* [Exercise brief] Extract the part of the passage on milk in India that runs from "The abundance of" up to and including "to be mentioned.", copying it word for word.

* [Extracted text]
»»

It is not easy to specify as to when man began using the milk of animals as his food. Domestication of cow for this purpose must have taken place very early in his civilization. Buffaloes, goats and the camels were the few more animals that became added to this list, also quite soon but in some restricted regions of human society. However, cows and then buffaloes constitute the most prevalent animals utilised for this purpose.
Though there is uncertainty like this as regards the age of this original discovery, there is no doubt as to the role that milk and its products have been playing ever since the earliest record of the Vedas in India’s history. These have been integral and almost invariable articles of food and rituals in India since then. The number of the cows that an individual man possessed was considered a real measure of his wealth. Offering a milching cow was the highest of the gifts or dona one could think of.
It is a well known story that Emperor Janaka had kept thousands of decorated milk cows as the Prize for the competent for answering the questions he intended to ask of the learned sages in his assembly and the sage Yaganyavalkya just ordered his disciples to drive them all away immediately to his own Ashrama. So sure was this great sage of his own prowess here and none could challenge him at all. The “daughter” in English is often traced to be cognate to the Sanskrit term “dogdhru”, meaning one who milks, the milking of the COW and taking the milk dugdha this way being the important work to be carried out by the daughter or rather the daughter-in-law of the family.
The abundance of the availability of nillk has always been regarded in -India as a sign of prosperity of the country. Even In Independent India, White Revolution—meaning the success of the measures taken to increase the availability of milk in the whole country following the experimental trials in Anand in Gujarat State has been hailed by all as the next significant step after the earlier Green Revolution on the agricultural front. The role that milk and its several products are playing in our daily life as well as the whole national economy is and has always been very Important.
The products that have been developed from milk are also many. They include milk, curds, butter, buttermilk, clarified butter or ghee, khova, cheese, whey and so on. The specific food preparations made from these several articles, both savoury and sweet, are too numerous to be mentioned.
We use milk and its products as a major food, as a necessary diet, as an article of luxury-milk sweets being generally the costliest of the food items and also as medicine by itself or as vehicle of other medicines in our ailments.

««

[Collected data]
»»

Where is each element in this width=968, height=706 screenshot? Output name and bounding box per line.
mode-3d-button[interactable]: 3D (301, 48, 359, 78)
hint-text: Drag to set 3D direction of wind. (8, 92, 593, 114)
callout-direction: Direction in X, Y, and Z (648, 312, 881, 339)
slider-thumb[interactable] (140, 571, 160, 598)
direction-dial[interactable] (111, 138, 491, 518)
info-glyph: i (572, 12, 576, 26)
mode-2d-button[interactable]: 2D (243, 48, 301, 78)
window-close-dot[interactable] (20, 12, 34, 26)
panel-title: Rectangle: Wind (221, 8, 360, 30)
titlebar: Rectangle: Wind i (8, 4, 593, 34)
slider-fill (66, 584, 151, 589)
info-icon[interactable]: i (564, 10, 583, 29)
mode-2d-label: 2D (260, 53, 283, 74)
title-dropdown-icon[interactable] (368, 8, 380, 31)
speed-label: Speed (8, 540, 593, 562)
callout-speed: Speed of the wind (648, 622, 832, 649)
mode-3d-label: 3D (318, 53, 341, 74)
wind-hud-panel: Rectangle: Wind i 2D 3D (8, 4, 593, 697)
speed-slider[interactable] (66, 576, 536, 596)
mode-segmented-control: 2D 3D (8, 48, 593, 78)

««

* [Answer section]
The abundance of the availability of nillk has always been regarded in -India as a sign of prosperity of the country. Even In Independent India, White Revolution—meaning the success of the measures taken to increase the availability of milk in the whole country following the experimental trials in Anand in Gujarat State has been hailed by all as the next significant step after the earlier Green Revolution on the agricultural front. The role that milk and its several products are playing in our daily life as well as the whole national economy is and has always been very Important.
The products that have been developed from milk are also many. They include milk, curds, butter, buttermilk, clarified butter or ghee, khova, cheese, whey and so on. The specific food preparations made from these several articles, both savoury and sweet, are too numerous to be mentioned.